### WHAT TO DO
Repeat the whole listing exactly as written.

### SUPPLIED DATA

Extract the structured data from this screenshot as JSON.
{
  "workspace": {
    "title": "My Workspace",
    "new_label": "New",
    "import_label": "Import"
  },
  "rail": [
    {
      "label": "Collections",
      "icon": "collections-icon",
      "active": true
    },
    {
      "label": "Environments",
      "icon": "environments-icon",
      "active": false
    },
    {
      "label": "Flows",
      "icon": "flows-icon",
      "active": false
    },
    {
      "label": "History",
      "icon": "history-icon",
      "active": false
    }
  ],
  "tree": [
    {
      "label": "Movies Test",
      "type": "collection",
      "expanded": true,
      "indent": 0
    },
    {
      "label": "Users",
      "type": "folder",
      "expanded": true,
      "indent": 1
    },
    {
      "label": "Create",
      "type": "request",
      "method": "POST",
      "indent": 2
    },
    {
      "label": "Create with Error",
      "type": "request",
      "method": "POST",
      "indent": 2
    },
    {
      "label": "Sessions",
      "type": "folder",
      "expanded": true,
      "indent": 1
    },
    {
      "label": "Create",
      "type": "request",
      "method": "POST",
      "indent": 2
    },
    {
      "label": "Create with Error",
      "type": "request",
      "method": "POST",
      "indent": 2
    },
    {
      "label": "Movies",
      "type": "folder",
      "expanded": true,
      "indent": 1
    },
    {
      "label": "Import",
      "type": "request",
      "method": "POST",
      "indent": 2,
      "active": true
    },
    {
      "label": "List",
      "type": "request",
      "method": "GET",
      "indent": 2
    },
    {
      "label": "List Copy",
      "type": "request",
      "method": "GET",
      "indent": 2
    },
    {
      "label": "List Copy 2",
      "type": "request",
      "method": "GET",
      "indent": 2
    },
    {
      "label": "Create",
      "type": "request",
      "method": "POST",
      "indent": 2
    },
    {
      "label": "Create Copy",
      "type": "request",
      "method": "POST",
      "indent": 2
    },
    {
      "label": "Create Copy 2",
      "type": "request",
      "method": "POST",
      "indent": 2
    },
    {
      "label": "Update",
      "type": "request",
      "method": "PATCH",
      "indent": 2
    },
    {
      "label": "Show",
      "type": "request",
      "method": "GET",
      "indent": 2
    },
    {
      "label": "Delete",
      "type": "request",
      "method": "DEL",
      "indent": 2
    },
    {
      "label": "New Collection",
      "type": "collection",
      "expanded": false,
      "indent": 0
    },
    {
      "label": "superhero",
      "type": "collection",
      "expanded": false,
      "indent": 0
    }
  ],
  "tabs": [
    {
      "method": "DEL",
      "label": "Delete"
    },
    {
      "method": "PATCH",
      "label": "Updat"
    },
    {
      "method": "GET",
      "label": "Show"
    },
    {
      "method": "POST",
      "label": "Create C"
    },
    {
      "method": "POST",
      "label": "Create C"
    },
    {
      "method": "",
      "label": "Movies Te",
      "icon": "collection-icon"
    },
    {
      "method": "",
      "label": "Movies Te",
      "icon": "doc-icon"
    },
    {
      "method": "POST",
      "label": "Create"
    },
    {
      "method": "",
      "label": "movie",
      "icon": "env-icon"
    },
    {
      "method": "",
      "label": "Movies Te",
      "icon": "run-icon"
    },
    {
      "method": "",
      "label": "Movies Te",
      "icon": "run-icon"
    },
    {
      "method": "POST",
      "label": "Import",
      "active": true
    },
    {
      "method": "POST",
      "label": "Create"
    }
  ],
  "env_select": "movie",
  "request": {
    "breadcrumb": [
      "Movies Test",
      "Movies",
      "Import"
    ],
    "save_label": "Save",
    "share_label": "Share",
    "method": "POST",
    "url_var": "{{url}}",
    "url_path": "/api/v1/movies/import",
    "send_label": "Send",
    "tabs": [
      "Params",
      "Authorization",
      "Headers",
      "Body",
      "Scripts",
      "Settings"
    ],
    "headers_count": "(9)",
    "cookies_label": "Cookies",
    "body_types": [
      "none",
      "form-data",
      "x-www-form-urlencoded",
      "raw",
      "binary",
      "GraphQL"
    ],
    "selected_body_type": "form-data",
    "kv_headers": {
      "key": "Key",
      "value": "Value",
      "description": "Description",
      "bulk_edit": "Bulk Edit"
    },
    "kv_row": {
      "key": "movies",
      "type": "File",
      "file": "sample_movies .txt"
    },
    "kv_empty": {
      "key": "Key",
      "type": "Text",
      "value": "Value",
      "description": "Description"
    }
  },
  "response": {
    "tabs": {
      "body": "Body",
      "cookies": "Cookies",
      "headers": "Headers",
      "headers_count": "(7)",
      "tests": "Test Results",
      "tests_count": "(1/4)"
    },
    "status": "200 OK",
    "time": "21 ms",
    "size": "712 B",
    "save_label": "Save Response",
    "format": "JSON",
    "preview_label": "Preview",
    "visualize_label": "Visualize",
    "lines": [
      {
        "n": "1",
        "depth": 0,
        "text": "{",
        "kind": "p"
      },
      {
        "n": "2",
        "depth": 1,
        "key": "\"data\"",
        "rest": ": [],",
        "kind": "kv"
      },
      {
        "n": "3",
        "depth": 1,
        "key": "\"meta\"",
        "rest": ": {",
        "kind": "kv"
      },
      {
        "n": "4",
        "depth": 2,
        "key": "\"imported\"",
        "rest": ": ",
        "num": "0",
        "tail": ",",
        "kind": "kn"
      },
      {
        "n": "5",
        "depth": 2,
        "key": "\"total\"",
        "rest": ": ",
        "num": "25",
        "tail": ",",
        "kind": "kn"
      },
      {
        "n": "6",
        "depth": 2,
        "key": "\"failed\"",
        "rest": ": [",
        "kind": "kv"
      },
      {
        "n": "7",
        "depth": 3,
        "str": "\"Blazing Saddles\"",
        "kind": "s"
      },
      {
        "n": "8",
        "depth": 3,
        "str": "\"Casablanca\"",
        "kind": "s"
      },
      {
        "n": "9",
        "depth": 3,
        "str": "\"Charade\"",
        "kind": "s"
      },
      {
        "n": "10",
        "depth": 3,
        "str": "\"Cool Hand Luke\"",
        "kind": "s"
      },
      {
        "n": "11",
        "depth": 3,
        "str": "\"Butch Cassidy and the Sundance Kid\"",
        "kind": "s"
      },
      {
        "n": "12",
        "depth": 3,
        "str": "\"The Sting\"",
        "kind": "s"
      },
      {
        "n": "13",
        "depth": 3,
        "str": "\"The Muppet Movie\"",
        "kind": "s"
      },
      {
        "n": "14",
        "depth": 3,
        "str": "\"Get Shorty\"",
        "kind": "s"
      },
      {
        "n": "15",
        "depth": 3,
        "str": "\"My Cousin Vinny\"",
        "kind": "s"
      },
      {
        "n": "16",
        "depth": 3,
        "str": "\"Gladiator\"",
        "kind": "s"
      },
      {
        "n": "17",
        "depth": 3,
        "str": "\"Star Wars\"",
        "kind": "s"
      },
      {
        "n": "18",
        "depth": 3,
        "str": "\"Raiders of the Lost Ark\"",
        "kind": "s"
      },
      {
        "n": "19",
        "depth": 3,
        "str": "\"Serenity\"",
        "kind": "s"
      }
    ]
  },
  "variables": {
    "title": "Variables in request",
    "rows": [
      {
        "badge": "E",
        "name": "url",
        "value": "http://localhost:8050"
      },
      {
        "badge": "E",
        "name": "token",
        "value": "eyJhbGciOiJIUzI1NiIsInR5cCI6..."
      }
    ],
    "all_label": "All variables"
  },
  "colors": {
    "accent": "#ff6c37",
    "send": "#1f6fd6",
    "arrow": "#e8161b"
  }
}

### OUTPUT OF THE EXERCISE
Extract the structured data from this screenshot as JSON.
{
  "workspace": {
    "title": "My Workspace",
    "new_label": "New",
    "import_label": "Import"
  },
  "rail": [
    {
      "label": "Collections",
      "icon": "collections-icon",
      "active": true
    },
    {
      "label": "Environments",
      "icon": "environments-icon",
      "active": false
    },
    {
      "label": "Flows",
      "icon": "flows-icon",
      "active": false
    },
    {
      "label": "History",
      "icon": "history-icon",
      "active": false
    }
  ],
  "tree": [
    {
      "label": "Movies Test",
      "type": "collection",
      "expanded": true,
      "indent": 0
    },
    {
      "label": "Users",
      "type": "folder",
      "expanded": true,
      "indent": 1
    },
    {
      "label": "Create",
      "type": "request",
      "method": "POST",
      "indent": 2
    },
    {
      "label": "Create with Error",
      "type": "request",
      "method": "POST",
      "indent": 2
    },
    {
      "label": "Sessions",
      "type": "folder",
      "expanded": true,
      "indent": 1
    },
    {
      "label": "Create",
      "type": "request",
      "method": "POST",
      "indent": 2
    },
    {
      "label": "Create with Error",
      "type": "request",
      "method": "POST",
      "indent": 2
    },
    {
      "label": "Movies",
      "type": "folder",
      "expanded": true,
      "indent": 1
    },
    {
      "label": "Import",
      "type": "request",
      "method": "POST",
      "indent": 2,
      "active": true
    },
    {
      "label": "List",
      "type": "request",
      "method": "GET",
      "indent": 2
    },
    {
      "label": "List Copy",
      "type": "request",
      "method": "GET",
      "indent": 2
    },
    {
      "label": "List Copy 2",
      "type": "request",
      "method": "GET",
      "indent": 2
    },
    {
      "label": "Create",
      "type": "request",
      "method": "POST",
      "indent": 2
    },
    {
      "label": "Create Copy",
      "type": "request",
      "method": "POST",
      "indent": 2
    },
    {
      "label": "Create Copy 2",
      "type": "request",
      "method": "POST",
      "indent": 2
    },
    {
      "label": "Update",
      "type": "request",
      "method": "PATCH",
      "indent": 2
    },
    {
      "label": "Show",
      "type": "request",
      "method": "GET",
      "indent": 2
    },
    {
      "label": "Delete",
      "type": "request",
      "method": "DEL",
      "indent": 2
    },
    {
      "label": "New Collection",
      "type": "collection",
      "expanded": false,
      "indent": 0
    },
    {
      "label": "superhero",
      "type": "collection",
      "expanded": false,
      "indent": 0
    }
  ],
  "tabs": [
    {
      "method": "DEL",
      "label": "Delete"
    },
    {
      "method": "PATCH",
      "label": "Updat"
    },
    {
      "method": "GET",
      "label": "Show"
    },
    {
      "method": "POST",
      "label": "Create C"
    },
    {
      "method": "POST",
      "label": "Create C"
    },
    {
      "method": "",
      "label": "Movies Te",
      "icon": "collection-icon"
    },
    {
      "method": "",
      "label": "Movies Te",
      "icon": "doc-icon"
    },
    {
      "method": "POST",
      "label": "Create"
    },
    {
      "method": "",
      "label": "movie",
      "icon": "env-icon"
    },
    {
      "method": "",
      "label": "Movies Te",
      "icon": "run-icon"
    },
    {
      "method": "",
      "label": "Movies Te",
      "icon": "run-icon"
    },
    {
      "method": "POST",
      "label": "Import",
      "active": true
    },
    {
      "method": "POST",
      "label": "Create"
    }
  ],
  "env_select": "movie",
  "request": {
    "breadcrumb": [
      "Movies Test",
      "Movies",
      "Import"
    ],
    "save_label": "Save",
    "share_label": "Share",
    "method": "POST",
    "url_var": "{{url}}",
    "url_path": "/api/v1/movies/import",
    "send_label": "Send",
    "tabs": [
      "Params",
      "Authorization",
      "Headers",
      "Body",
      "Scripts",
      "Settings"
    ],
    "headers_count": "(9)",
    "cookies_label": "Cookies",
    "body_types": [
      "none",
      "form-data",
      "x-www-form-urlencoded",
      "raw",
      "binary",
      "GraphQL"
    ],
    "selected_body_type": "form-data",
    "kv_headers": {
      "key": "Key",
      "value": "Value",
      "description": "Description",
      "bulk_edit": "Bulk Edit"
    },
    "kv_row": {
      "key": "movies",
      "type": "File",
      "file": "sample_movies .txt"
    },
    "kv_empty": {
      "key": "Key",
      "type": "Text",
      "value": "Value",
      "description": "Description"
    }
  },
  "response": {
    "tabs": {
      "body": "Body",
      "cookies": "Cookies",
      "headers": "Headers",
      "headers_count": "(7)",
      "tests": "Test Results",
      "tests_count": "(1/4)"
    },
    "status": "200 OK",
    "time": "21 ms",
    "size": "712 B",
    "save_label": "Save Response",
    "format": "JSON",
    "preview_label": "Preview",
    "visualize_label": "Visualize",
    "lines": [
      {
        "n": "1",
        "depth": 0,
        "text": "{",
        "kind": "p"
      },
      {
        "n": "2",
        "depth": 1,
        "key": "\"data\"",
        "rest": ": [],",
        "kind": "kv"
      },
      {
        "n": "3",
        "depth": 1,
        "key": "\"meta\"",
        "rest": ": {",
        "kind": "kv"
      },
      {
        "n": "4",
        "depth": 2,
        "key": "\"imported\"",
        "rest": ": ",
        "num": "0",
        "tail": ",",
        "kind": "kn"
      },
      {
        "n": "5",
        "depth": 2,
        "key": "\"total\"",
        "rest": ": ",
        "num": "25",
        "tail": ",",
        "kind": "kn"
      },
      {
        "n": "6",
        "depth": 2,
        "key": "\"failed\"",
        "rest": ": [",
        "kind": "kv"
      },
      {
        "n": "7",
        "depth": 3,
        "str": "\"Blazing Saddles\"",
        "kind": "s"
      },
      {
        "n": "8",
        "depth": 3,
        "str": "\"Casablanca\"",
        "kind": "s"
      },
      {
        "n": "9",
        "depth": 3,
        "str": "\"Charade\"",
        "kind": "s"
      },
      {
        "n": "10",
        "depth": 3,
        "str": "\"Cool Hand Luke\"",
        "kind": "s"
      },
      {
        "n": "11",
        "depth": 3,
        "str": "\"Butch Cassidy and the Sundance Kid\"",
        "kind": "s"
      },
      {
        "n": "12",
        "depth": 3,
        "str": "\"The Sting\"",
        "kind": "s"
      },
      {
        "n": "13",
        "depth": 3,
        "str": "\"The Muppet Movie\"",
        "kind": "s"
      },
      {
        "n": "14",
        "depth": 3,
        "str": "\"Get Shorty\"",
        "kind": "s"
      },
      {
        "n": "15",
        "depth": 3,
        "str": "\"My Cousin Vinny\"",
        "kind": "s"
      },
      {
        "n": "16",
        "depth": 3,
        "str": "\"Gladiator\"",
        "kind": "s"
      },
      {
        "n": "17",
        "depth": 3,
        "str": "\"Star Wars\"",
        "kind": "s"
      },
      {
        "n": "18",
        "depth": 3,
        "str": "\"Raiders of the Lost Ark\"",
        "kind": "s"
      },
      {
        "n": "19",
        "depth": 3,
        "str": "\"Serenity\"",
        "kind": "s"
      }
    ]
  },
  "variables": {
    "title": "Variables in request",
    "rows": [
      {
        "badge": "E",
        "name": "url",
        "value": "http://localhost:8050"
      },
      {
        "badge": "E",
        "name": "token",
        "value": "eyJhbGciOiJIUzI1NiIsInR5cCI6..."
      }
    ],
    "all_label": "All variables"
  },
  "colors": {
    "accent": "#ff6c37",
    "send": "#1f6fd6",
    "arrow": "#e8161b"
  }
}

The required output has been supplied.